# What the task requires
Please transcribe the data below exactly. Leave the pictures out.

***

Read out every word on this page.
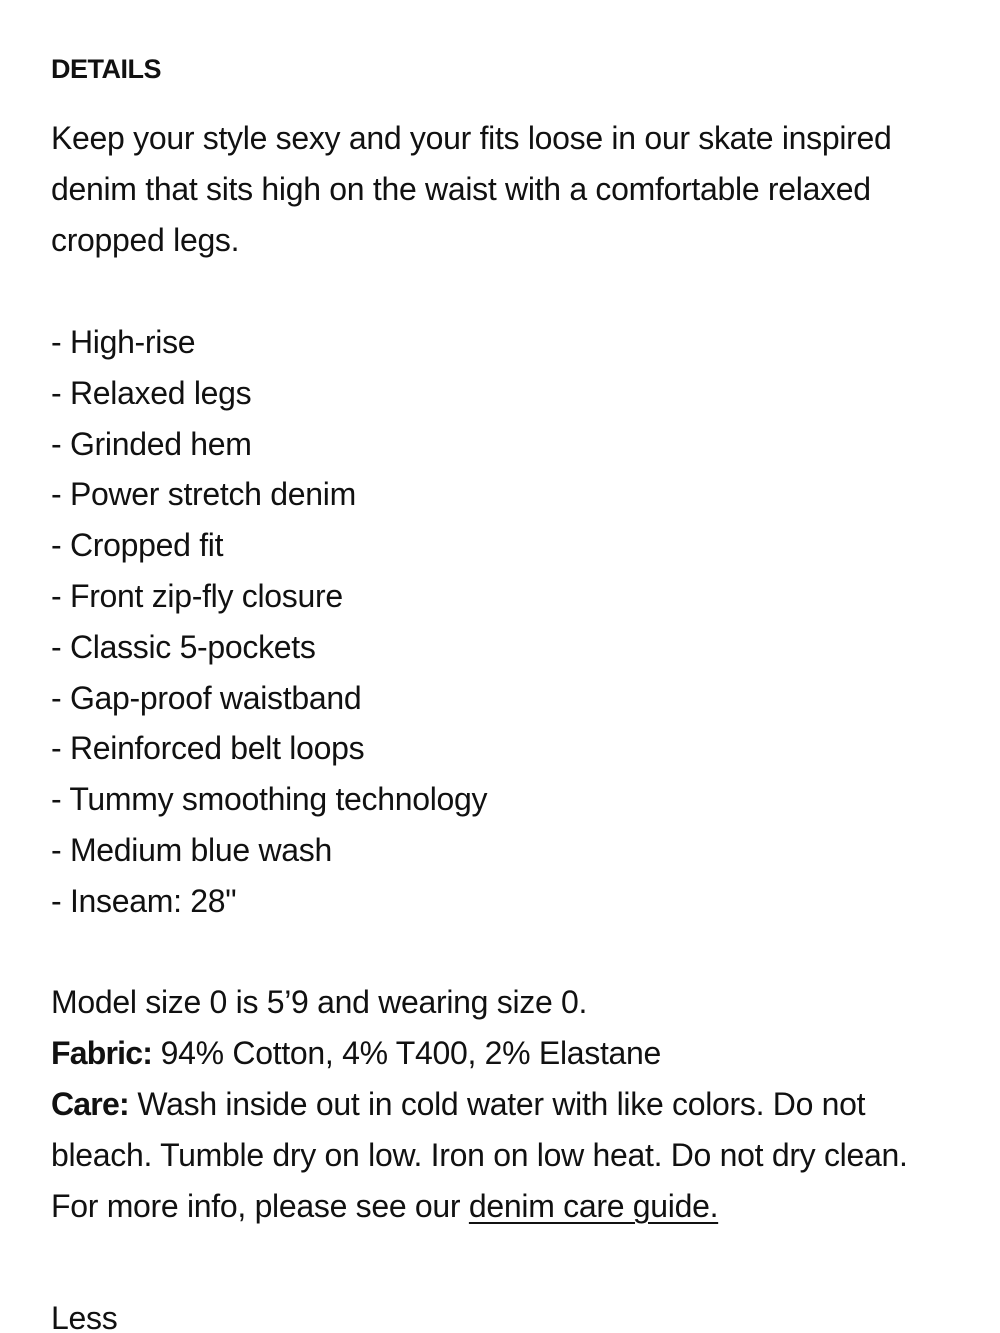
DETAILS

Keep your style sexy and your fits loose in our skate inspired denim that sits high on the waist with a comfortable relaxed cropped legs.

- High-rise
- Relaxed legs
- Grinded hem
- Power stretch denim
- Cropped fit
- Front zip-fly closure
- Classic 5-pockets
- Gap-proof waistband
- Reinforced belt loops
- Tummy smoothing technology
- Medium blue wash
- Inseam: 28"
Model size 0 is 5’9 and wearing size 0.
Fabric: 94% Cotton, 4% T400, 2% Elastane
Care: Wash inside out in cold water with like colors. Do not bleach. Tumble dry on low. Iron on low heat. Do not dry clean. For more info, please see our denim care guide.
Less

***

# Solution to the problem
Read out every word on this page.
DETAILS

Keep your style sexy and your fits loose in our skate inspired denim that sits high on the waist with a comfortable relaxed cropped legs.

- High-rise
- Relaxed legs
- Grinded hem
- Power stretch denim
- Cropped fit
- Front zip-fly closure
- Classic 5-pockets
- Gap-proof waistband
- Reinforced belt loops
- Tummy smoothing technology
- Medium blue wash
- Inseam: 28"
Model size 0 is 5’9 and wearing size 0.
Fabric: 94% Cotton, 4% T400, 2% Elastane
Care: Wash inside out in cold water with like colors. Do not bleach. Tumble dry on low. Iron on low heat. Do not dry clean. For more info, please see our denim care guide.
Less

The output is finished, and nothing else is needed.